REQUIRED TASK:
Every record must be transcribed in its entirety, apart from the images, which are to be omitted.

Start EXTRACTED ENTRIES

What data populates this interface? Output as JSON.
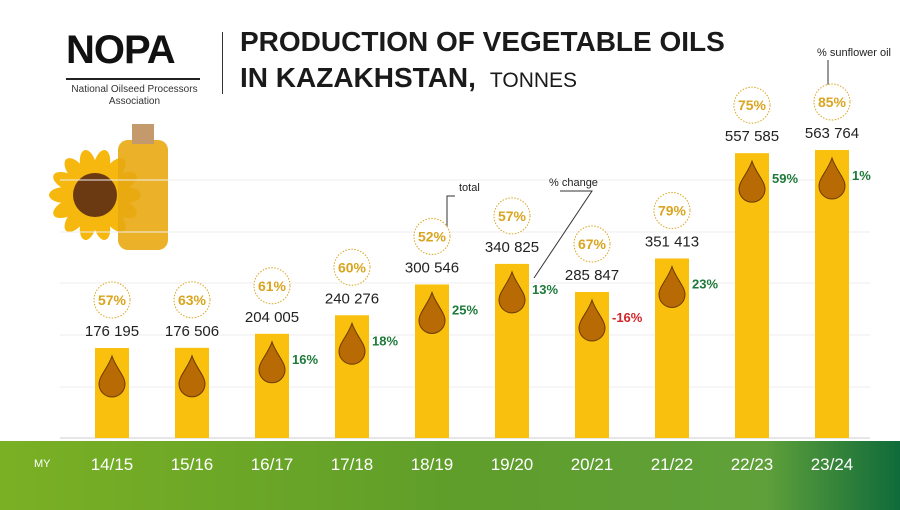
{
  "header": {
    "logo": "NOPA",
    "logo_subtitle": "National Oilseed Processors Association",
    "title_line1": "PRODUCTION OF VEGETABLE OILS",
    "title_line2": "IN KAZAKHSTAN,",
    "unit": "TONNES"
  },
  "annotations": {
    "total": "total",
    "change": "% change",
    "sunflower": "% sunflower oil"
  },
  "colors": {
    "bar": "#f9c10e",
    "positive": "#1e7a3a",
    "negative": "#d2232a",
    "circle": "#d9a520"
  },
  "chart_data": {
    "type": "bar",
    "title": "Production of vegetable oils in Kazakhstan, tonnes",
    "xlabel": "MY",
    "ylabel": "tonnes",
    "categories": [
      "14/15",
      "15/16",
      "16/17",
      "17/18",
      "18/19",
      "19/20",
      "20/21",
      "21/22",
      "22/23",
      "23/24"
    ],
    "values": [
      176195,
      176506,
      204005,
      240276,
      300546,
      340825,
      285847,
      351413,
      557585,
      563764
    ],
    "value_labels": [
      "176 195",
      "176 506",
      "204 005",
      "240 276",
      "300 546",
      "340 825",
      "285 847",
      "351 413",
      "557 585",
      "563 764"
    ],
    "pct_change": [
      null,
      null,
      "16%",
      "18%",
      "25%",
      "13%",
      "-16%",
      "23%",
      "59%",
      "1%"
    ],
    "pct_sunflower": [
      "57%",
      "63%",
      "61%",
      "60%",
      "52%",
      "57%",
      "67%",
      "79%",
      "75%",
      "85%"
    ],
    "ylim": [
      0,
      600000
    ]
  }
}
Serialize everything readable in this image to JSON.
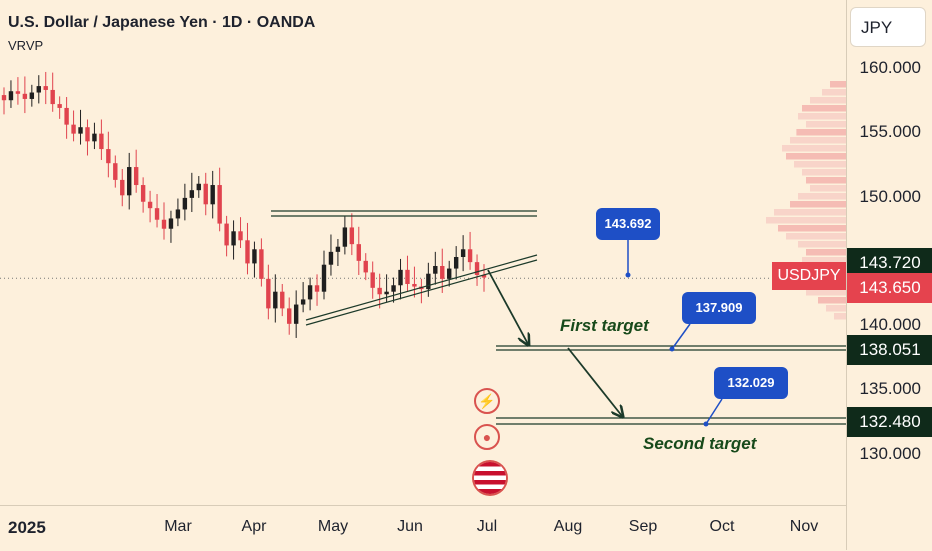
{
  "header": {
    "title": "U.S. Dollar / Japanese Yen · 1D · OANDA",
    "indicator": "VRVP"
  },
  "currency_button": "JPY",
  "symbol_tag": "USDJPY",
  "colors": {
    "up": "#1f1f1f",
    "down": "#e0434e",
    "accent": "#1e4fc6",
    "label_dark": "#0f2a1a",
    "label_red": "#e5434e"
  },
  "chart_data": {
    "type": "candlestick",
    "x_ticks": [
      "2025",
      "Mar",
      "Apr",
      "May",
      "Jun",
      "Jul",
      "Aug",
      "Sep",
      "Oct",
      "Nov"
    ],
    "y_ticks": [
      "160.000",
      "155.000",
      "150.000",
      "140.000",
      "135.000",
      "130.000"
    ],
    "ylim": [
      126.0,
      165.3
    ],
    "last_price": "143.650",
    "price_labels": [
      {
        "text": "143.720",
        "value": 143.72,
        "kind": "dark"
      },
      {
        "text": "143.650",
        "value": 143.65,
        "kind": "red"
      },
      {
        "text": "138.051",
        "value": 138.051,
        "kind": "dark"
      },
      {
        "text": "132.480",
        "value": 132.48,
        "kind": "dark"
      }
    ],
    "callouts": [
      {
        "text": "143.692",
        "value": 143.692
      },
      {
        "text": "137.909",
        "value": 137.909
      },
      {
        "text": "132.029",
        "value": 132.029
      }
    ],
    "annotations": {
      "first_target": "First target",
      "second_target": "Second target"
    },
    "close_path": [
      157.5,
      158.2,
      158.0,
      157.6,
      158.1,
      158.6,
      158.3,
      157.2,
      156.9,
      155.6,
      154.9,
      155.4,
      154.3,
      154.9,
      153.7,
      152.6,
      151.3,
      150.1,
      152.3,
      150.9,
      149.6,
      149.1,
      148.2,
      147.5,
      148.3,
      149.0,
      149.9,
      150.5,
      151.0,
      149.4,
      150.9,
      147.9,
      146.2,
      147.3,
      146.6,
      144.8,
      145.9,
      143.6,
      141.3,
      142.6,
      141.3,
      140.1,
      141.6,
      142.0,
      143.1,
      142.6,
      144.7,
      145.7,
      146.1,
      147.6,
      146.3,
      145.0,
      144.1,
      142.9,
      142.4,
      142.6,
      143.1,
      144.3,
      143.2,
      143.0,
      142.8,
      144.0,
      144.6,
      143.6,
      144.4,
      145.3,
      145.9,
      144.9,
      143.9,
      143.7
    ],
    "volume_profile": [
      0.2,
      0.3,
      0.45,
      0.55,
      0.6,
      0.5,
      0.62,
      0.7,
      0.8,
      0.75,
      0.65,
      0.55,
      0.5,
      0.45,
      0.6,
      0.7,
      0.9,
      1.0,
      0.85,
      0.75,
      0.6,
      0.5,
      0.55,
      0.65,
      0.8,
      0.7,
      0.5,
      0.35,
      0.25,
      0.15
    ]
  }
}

End EXTRACTED ENTRIES

PROBLEM SOLUTION:
What data populates this interface? Output as JSON.
{
  "header": {
    "logo": "NOPA",
    "logo_subtitle": "National Oilseed Processors Association",
    "title_line1": "PRODUCTION OF VEGETABLE OILS",
    "title_line2": "IN KAZAKHSTAN,",
    "unit": "TONNES"
  },
  "annotations": {
    "total": "total",
    "change": "% change",
    "sunflower": "% sunflower oil"
  },
  "colors": {
    "bar": "#f9c10e",
    "positive": "#1e7a3a",
    "negative": "#d2232a",
    "circle": "#d9a520"
  },
  "chart_data": {
    "type": "bar",
    "title": "Production of vegetable oils in Kazakhstan, tonnes",
    "xlabel": "MY",
    "ylabel": "tonnes",
    "categories": [
      "14/15",
      "15/16",
      "16/17",
      "17/18",
      "18/19",
      "19/20",
      "20/21",
      "21/22",
      "22/23",
      "23/24"
    ],
    "values": [
      176195,
      176506,
      204005,
      240276,
      300546,
      340825,
      285847,
      351413,
      557585,
      563764
    ],
    "value_labels": [
      "176 195",
      "176 506",
      "204 005",
      "240 276",
      "300 546",
      "340 825",
      "285 847",
      "351 413",
      "557 585",
      "563 764"
    ],
    "pct_change": [
      null,
      null,
      "16%",
      "18%",
      "25%",
      "13%",
      "-16%",
      "23%",
      "59%",
      "1%"
    ],
    "pct_sunflower": [
      "57%",
      "63%",
      "61%",
      "60%",
      "52%",
      "57%",
      "67%",
      "79%",
      "75%",
      "85%"
    ],
    "ylim": [
      0,
      600000
    ]
  }
}
Serialize everything readable in this image to JSON.
{
  "header": {
    "title": "U.S. Dollar / Japanese Yen · 1D · OANDA",
    "indicator": "VRVP"
  },
  "currency_button": "JPY",
  "symbol_tag": "USDJPY",
  "colors": {
    "up": "#1f1f1f",
    "down": "#e0434e",
    "accent": "#1e4fc6",
    "label_dark": "#0f2a1a",
    "label_red": "#e5434e"
  },
  "chart_data": {
    "type": "candlestick",
    "x_ticks": [
      "2025",
      "Mar",
      "Apr",
      "May",
      "Jun",
      "Jul",
      "Aug",
      "Sep",
      "Oct",
      "Nov"
    ],
    "y_ticks": [
      "160.000",
      "155.000",
      "150.000",
      "140.000",
      "135.000",
      "130.000"
    ],
    "ylim": [
      126.0,
      165.3
    ],
    "last_price": "143.650",
    "price_labels": [
      {
        "text": "143.720",
        "value": 143.72,
        "kind": "dark"
      },
      {
        "text": "143.650",
        "value": 143.65,
        "kind": "red"
      },
      {
        "text": "138.051",
        "value": 138.051,
        "kind": "dark"
      },
      {
        "text": "132.480",
        "value": 132.48,
        "kind": "dark"
      }
    ],
    "callouts": [
      {
        "text": "143.692",
        "value": 143.692
      },
      {
        "text": "137.909",
        "value": 137.909
      },
      {
        "text": "132.029",
        "value": 132.029
      }
    ],
    "annotations": {
      "first_target": "First target",
      "second_target": "Second target"
    },
    "close_path": [
      157.5,
      158.2,
      158.0,
      157.6,
      158.1,
      158.6,
      158.3,
      157.2,
      156.9,
      155.6,
      154.9,
      155.4,
      154.3,
      154.9,
      153.7,
      152.6,
      151.3,
      150.1,
      152.3,
      150.9,
      149.6,
      149.1,
      148.2,
      147.5,
      148.3,
      149.0,
      149.9,
      150.5,
      151.0,
      149.4,
      150.9,
      147.9,
      146.2,
      147.3,
      146.6,
      144.8,
      145.9,
      143.6,
      141.3,
      142.6,
      141.3,
      140.1,
      141.6,
      142.0,
      143.1,
      142.6,
      144.7,
      145.7,
      146.1,
      147.6,
      146.3,
      145.0,
      144.1,
      142.9,
      142.4,
      142.6,
      143.1,
      144.3,
      143.2,
      143.0,
      142.8,
      144.0,
      144.6,
      143.6,
      144.4,
      145.3,
      145.9,
      144.9,
      143.9,
      143.7
    ],
    "volume_profile": [
      0.2,
      0.3,
      0.45,
      0.55,
      0.6,
      0.5,
      0.62,
      0.7,
      0.8,
      0.75,
      0.65,
      0.55,
      0.5,
      0.45,
      0.6,
      0.7,
      0.9,
      1.0,
      0.85,
      0.75,
      0.6,
      0.5,
      0.55,
      0.65,
      0.8,
      0.7,
      0.5,
      0.35,
      0.25,
      0.15
    ]
  }
}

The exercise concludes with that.